▶ _Written instruction_
Can you summarize the book review below in two sentences?

▶ _Source excerpt_
------------------------------------------------------------
I’ve read a couple of fascinating dystopian novels published recently: “Station Eleven” and “Not Forgetting the Whale.” Both use a dark forecast of the future to say something meaningful about the present in unique ways and not necessarily in a political fashion, as most dystopian fiction tends to do. This is true with “The Chimes” as well, but it is an extraordinarily different kind of novel. It presents a recognizable, but distorted version of London at some point after a catastrophic event. Familiar streets and landmarks still exist but many names have been recast with phonetically-spelled playful names such as Batter Sea, Dog Isle, Mill Wall or South Walk Bridge.  It’s a time when the written word has been outlawed with communication occurring primarily through music. New memories cannot be created and the minds of ordinary citizens are perpetually wiped clean by a daily musical ritual. All experience has been distilled to the resounding tradition of OneStory. The result is a nightmarish world where creativity and personality has been squashed into a monotonous constant.
------------------------------------------------------------
▶ _Entries supplied_
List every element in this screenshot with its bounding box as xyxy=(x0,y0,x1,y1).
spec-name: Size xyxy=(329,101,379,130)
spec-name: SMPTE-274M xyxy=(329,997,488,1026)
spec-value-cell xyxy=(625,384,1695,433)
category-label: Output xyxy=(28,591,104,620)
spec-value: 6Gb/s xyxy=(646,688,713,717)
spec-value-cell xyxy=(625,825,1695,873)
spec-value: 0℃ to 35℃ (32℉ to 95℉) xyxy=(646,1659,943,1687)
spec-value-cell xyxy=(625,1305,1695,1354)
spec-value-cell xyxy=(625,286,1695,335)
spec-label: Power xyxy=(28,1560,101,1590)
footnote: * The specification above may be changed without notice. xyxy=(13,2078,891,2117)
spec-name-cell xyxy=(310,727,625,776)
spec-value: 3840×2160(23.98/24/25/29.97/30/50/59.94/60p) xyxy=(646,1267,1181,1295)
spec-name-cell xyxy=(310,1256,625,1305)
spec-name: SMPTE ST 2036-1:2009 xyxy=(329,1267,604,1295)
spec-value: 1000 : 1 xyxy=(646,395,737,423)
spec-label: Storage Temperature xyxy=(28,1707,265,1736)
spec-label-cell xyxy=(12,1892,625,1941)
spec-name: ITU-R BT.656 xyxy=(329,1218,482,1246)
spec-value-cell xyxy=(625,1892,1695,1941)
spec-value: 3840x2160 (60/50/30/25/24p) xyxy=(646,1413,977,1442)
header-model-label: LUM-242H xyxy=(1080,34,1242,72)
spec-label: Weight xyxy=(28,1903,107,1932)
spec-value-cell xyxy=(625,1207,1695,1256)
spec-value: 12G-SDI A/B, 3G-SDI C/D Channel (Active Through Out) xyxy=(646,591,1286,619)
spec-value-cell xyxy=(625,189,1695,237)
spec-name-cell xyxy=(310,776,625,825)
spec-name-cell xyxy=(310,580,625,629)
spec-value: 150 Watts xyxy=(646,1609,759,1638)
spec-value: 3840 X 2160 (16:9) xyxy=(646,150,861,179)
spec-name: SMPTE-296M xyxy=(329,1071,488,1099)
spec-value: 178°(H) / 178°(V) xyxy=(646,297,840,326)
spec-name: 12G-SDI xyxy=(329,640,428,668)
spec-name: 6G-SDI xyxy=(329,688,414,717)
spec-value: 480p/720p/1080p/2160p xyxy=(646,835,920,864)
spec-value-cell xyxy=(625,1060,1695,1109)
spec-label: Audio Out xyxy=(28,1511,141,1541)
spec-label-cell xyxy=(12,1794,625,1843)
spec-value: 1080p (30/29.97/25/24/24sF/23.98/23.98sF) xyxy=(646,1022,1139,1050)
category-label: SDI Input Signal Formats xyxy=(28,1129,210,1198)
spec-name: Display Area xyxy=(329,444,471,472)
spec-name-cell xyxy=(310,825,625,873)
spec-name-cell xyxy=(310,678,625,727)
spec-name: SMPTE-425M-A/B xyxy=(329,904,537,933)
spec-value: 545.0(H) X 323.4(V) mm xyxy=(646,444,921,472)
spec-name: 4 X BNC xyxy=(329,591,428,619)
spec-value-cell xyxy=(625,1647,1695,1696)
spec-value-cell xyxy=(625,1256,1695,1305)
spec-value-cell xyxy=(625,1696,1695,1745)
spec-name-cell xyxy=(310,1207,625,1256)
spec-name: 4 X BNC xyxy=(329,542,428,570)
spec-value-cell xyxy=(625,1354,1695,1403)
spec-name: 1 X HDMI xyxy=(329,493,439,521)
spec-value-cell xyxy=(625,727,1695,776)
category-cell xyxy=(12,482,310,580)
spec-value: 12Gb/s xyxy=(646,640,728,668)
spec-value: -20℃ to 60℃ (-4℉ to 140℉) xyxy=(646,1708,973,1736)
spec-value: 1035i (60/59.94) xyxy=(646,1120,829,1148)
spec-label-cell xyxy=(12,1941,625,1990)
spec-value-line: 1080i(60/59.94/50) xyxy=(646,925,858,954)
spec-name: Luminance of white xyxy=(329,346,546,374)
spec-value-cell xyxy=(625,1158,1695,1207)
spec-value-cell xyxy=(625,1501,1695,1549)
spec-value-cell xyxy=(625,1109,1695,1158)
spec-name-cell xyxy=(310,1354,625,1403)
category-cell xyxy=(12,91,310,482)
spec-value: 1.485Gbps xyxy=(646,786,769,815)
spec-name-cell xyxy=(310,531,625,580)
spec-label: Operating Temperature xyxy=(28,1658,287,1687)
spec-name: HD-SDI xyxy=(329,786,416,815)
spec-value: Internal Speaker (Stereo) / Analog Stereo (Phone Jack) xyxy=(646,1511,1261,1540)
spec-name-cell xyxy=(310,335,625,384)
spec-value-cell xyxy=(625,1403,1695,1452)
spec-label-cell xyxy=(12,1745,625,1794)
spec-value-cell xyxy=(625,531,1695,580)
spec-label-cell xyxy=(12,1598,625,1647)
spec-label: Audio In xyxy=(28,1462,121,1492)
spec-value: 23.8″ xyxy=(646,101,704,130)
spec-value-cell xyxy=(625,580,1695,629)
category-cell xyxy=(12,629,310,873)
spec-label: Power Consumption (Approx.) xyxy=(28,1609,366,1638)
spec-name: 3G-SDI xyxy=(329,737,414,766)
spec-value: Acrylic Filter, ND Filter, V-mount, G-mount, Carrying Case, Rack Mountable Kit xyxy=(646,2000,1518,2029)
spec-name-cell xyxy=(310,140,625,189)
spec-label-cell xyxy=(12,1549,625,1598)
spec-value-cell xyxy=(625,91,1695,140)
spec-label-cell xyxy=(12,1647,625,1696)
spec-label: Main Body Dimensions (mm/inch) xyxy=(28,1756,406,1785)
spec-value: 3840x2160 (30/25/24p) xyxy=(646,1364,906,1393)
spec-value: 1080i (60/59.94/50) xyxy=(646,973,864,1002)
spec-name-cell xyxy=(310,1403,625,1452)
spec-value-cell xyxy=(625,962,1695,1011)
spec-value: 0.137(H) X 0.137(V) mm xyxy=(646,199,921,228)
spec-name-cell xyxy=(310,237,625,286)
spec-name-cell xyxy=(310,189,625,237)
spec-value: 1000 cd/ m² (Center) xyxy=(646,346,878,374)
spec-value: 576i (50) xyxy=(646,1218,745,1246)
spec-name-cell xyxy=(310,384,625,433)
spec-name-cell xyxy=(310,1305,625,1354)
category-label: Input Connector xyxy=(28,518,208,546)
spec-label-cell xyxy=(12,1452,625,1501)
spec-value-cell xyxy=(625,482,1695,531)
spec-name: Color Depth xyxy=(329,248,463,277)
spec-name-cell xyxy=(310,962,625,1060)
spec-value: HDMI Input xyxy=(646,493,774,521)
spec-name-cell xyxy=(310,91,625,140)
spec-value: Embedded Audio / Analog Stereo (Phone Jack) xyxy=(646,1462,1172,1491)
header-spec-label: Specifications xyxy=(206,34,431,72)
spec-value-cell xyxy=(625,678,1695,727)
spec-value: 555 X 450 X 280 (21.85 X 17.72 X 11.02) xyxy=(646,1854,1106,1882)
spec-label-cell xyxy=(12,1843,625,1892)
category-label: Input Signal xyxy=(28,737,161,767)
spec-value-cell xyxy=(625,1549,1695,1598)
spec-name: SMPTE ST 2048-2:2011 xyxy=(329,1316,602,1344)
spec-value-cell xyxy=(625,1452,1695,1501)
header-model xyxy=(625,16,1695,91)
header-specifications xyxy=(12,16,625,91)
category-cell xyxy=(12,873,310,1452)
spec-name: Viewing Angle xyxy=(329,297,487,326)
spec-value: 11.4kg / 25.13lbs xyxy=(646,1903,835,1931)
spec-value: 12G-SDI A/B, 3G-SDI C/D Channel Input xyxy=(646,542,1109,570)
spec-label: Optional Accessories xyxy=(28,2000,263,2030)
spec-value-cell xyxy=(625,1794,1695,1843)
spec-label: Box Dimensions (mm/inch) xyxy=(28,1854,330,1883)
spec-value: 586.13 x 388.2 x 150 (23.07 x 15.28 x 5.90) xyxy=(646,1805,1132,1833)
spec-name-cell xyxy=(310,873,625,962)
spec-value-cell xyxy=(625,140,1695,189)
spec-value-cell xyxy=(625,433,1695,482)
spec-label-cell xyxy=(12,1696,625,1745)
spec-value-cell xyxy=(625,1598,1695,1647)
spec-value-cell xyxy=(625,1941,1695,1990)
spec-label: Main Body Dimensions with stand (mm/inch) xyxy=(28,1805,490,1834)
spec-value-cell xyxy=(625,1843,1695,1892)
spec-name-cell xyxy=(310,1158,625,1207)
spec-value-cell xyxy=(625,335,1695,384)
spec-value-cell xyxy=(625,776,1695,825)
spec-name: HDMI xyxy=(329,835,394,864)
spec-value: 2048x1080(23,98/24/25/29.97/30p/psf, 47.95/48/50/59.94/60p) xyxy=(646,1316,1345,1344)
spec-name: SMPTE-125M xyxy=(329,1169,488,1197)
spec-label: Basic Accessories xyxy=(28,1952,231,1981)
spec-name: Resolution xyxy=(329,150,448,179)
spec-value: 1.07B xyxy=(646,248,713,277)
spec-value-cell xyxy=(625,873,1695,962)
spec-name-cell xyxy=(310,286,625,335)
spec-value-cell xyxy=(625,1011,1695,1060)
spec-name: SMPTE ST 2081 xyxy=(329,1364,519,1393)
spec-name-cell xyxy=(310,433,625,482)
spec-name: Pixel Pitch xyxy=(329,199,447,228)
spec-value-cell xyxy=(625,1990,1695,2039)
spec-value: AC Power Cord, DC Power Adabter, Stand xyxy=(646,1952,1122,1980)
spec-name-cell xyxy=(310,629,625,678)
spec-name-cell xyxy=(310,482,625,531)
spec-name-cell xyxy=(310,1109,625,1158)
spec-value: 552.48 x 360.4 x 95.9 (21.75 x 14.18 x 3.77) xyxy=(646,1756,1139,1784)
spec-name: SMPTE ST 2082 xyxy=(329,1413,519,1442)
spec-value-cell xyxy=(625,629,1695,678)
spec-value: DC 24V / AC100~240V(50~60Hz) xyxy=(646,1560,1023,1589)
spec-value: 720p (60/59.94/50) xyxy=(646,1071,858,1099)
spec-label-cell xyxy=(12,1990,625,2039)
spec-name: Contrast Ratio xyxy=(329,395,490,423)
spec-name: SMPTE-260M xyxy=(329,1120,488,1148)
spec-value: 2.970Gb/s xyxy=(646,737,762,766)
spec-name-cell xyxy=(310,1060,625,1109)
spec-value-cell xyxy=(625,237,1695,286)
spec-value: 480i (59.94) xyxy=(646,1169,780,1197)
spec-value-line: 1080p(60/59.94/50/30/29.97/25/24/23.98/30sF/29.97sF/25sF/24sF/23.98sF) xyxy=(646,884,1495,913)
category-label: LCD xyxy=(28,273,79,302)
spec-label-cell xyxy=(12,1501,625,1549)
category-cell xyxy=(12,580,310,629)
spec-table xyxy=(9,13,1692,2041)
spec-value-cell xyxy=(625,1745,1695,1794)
------------------------------------------------------------
▶ _Answer to the problem_
The reviewer notes that "The Chimes," like the recent dystopian novels "Station Eleven" and "Not Forgetting the Whale," uses a dark forecast of the future to say something meaningful about the present, though it is an extraordinarily different kind of novel. It is set in a distorted London after a catastrophic event, where familiar places carry playful phonetic names, the written word is outlawed, communication happens mainly through music, and a daily musical ritual wipes citizens' minds, leaving a nightmarish world in which creativity and personality are squashed into a monotonous constant.